» Extracted material:
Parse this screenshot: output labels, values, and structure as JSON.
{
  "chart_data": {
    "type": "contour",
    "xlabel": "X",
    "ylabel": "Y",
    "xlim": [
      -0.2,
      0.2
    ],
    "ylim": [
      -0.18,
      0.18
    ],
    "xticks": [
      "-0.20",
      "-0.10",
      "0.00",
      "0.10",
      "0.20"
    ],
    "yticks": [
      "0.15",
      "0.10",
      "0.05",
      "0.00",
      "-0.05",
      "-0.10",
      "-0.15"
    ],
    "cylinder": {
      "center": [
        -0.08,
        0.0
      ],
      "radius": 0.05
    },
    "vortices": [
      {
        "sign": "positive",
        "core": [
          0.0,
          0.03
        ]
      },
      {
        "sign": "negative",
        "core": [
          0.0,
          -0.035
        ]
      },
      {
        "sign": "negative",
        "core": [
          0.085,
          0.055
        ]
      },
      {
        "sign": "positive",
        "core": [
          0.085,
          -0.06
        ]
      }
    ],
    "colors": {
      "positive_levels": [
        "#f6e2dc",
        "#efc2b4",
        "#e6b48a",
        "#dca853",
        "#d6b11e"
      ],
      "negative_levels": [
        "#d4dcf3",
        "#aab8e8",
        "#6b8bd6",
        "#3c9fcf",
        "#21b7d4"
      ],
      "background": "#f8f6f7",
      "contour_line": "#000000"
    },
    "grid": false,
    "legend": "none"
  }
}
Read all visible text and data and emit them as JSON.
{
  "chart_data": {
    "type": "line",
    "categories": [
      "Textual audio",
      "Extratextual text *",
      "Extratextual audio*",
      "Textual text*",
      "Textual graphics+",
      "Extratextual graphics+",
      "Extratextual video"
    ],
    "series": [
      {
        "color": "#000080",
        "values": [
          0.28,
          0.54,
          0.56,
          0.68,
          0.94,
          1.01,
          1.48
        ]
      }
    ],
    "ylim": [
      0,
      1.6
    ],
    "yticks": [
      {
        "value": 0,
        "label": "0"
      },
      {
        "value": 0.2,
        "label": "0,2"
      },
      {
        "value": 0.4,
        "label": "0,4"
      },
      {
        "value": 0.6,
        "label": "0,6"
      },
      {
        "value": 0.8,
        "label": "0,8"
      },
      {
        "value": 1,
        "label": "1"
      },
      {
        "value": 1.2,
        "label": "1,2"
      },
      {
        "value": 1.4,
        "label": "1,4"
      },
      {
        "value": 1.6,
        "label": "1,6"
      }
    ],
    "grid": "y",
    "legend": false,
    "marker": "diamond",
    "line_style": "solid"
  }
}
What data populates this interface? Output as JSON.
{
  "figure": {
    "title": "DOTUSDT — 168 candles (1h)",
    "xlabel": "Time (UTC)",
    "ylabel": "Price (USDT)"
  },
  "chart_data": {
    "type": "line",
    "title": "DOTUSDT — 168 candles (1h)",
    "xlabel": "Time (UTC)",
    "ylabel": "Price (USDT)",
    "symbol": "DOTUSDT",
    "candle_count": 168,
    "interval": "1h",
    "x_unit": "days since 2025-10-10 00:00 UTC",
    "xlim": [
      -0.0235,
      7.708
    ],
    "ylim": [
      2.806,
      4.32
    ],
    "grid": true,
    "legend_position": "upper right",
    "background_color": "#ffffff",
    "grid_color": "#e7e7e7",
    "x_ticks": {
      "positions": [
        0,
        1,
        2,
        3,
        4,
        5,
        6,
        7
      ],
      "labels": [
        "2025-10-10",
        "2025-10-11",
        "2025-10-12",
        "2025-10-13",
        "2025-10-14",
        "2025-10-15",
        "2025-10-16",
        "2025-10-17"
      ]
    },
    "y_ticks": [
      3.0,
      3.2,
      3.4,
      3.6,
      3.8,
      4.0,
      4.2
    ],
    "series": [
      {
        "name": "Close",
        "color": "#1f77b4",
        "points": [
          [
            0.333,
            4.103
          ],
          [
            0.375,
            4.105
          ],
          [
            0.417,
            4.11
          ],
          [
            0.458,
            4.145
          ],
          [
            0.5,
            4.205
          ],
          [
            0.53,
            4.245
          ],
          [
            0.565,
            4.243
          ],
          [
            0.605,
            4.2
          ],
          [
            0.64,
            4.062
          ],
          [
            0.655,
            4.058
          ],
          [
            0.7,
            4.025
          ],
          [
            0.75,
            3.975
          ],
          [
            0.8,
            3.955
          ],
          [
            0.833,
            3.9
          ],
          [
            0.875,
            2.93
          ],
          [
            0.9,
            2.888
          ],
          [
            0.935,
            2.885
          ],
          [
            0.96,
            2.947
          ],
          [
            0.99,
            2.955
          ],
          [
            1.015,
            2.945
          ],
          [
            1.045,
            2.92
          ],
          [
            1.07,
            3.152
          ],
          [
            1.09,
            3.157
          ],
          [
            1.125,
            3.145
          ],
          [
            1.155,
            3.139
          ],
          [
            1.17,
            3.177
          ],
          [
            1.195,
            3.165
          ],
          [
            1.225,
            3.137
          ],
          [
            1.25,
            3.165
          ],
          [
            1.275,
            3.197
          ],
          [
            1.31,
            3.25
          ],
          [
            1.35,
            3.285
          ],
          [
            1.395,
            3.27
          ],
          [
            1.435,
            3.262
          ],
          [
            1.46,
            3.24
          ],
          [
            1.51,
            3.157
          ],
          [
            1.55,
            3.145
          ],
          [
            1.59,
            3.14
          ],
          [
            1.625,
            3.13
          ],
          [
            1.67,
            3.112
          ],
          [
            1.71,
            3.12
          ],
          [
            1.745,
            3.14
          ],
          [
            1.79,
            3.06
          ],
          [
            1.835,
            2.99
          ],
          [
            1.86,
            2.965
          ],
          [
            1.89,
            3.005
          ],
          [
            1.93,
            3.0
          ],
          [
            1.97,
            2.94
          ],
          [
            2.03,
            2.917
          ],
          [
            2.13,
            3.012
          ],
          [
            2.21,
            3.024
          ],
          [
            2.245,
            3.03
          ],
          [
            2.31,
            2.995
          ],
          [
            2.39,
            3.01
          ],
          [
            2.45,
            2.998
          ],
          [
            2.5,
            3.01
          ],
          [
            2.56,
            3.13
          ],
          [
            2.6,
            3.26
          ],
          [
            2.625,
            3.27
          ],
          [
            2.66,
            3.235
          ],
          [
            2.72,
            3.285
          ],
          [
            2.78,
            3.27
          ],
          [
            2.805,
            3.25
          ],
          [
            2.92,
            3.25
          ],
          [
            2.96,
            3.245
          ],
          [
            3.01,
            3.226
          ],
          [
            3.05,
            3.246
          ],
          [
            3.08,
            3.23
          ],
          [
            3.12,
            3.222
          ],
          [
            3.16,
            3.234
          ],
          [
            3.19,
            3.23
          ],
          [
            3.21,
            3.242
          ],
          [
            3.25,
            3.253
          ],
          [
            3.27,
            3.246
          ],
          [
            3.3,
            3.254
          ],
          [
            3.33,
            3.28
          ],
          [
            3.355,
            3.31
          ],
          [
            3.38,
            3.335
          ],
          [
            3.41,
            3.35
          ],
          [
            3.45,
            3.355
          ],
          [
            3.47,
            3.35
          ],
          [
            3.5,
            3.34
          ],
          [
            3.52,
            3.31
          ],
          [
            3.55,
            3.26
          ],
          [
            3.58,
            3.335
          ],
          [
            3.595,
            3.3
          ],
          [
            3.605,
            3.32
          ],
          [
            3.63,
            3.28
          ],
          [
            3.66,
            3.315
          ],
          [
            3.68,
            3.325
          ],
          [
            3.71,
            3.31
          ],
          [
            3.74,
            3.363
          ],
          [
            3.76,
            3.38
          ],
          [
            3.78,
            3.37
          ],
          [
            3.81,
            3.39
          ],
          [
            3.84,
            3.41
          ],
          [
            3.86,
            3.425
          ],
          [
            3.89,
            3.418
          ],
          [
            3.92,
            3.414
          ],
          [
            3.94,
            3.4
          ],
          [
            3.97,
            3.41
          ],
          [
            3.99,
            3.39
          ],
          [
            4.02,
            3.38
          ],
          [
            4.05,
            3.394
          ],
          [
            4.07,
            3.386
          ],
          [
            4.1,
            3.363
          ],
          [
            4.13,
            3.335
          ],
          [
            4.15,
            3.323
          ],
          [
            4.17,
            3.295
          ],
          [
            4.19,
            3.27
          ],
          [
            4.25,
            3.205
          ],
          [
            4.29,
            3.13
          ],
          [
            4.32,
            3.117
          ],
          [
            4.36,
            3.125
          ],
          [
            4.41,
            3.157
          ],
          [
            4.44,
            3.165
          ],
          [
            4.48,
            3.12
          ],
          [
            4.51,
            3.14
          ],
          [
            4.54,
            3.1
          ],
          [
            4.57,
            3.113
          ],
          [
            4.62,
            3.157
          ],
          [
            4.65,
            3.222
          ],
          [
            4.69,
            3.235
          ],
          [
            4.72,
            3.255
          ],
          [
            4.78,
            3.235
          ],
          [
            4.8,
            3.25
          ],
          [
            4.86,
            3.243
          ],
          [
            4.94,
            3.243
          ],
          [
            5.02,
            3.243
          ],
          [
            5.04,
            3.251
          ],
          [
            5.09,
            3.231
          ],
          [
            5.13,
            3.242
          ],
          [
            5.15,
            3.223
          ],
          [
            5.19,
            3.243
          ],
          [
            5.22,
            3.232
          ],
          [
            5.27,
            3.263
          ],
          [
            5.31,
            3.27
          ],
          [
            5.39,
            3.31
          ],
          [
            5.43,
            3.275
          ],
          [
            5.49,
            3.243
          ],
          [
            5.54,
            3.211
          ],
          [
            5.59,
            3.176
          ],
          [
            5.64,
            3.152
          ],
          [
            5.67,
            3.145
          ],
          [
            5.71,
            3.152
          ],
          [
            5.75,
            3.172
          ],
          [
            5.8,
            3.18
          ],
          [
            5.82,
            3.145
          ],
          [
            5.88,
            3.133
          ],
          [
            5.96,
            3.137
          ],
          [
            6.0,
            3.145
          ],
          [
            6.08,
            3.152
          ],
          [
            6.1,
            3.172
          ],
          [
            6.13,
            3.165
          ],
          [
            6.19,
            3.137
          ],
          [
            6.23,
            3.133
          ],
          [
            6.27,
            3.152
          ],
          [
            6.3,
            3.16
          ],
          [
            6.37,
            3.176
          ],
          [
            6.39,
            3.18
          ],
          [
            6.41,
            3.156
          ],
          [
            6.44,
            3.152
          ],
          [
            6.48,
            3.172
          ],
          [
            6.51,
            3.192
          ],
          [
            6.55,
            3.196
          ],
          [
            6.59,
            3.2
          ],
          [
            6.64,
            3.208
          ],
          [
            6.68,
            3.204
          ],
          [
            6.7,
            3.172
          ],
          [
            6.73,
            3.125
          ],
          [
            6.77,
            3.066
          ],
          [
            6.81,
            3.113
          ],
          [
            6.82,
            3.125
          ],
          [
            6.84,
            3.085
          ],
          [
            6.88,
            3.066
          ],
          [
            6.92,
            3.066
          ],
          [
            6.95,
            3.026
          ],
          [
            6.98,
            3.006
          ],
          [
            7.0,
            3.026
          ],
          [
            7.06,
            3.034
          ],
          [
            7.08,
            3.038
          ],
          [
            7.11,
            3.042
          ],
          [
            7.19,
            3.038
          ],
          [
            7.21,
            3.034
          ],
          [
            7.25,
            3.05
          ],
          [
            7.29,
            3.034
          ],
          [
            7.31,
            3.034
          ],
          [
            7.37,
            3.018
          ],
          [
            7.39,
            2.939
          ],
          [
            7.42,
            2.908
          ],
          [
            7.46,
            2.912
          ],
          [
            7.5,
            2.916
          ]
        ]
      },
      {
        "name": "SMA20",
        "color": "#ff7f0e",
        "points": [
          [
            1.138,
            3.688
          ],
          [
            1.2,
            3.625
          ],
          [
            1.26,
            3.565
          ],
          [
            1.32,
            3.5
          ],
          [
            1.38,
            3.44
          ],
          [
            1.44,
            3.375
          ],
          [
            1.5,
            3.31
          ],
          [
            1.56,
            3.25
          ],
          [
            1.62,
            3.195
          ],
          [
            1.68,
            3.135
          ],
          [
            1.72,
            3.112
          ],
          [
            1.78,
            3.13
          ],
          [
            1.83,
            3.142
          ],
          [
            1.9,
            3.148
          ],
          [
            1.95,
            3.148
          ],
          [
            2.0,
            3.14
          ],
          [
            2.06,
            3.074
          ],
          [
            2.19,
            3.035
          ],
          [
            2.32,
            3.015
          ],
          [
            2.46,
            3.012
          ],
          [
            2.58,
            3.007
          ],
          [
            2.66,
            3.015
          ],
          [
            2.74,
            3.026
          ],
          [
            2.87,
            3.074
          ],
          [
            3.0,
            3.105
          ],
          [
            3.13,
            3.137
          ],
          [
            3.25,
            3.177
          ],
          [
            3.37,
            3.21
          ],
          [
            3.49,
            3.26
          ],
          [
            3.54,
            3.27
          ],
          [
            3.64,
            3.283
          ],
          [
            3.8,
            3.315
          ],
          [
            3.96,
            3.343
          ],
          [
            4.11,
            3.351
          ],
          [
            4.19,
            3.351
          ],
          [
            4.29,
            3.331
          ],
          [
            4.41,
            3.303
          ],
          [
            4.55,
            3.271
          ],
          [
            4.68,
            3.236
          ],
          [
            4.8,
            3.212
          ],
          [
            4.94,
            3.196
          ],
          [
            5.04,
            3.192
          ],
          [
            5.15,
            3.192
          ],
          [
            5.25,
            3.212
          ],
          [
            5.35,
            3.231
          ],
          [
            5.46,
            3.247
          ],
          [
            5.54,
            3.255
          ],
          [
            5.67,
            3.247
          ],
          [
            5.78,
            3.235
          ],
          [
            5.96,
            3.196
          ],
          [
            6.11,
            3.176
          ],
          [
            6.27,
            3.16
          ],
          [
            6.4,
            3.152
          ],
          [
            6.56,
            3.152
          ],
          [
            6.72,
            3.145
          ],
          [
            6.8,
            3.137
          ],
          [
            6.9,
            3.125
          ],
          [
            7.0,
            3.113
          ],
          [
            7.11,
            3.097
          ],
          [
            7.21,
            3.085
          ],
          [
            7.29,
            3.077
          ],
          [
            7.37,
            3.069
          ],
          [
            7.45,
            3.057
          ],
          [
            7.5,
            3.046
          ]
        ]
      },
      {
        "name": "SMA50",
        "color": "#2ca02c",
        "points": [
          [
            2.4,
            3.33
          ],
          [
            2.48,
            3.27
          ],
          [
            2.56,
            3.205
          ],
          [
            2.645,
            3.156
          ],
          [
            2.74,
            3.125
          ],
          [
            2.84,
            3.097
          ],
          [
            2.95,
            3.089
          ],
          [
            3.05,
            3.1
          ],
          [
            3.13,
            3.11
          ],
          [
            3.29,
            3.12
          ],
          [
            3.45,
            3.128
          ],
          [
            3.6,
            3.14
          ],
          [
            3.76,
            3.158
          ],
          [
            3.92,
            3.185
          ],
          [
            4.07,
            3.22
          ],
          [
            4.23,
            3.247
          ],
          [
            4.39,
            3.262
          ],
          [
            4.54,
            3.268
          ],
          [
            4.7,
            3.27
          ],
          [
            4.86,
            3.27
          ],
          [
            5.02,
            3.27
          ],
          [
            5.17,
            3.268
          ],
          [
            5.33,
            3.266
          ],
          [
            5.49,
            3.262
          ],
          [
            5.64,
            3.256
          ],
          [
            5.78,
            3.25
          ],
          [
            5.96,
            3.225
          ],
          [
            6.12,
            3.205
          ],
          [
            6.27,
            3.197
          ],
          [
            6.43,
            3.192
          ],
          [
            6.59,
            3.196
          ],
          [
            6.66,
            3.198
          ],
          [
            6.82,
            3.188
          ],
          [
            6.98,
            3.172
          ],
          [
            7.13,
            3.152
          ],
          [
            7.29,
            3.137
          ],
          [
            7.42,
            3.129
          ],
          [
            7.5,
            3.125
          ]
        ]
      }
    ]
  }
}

» What you are asked to do: Give only the count of lines in which the string "Price" appears.

» Solution to this problem: 2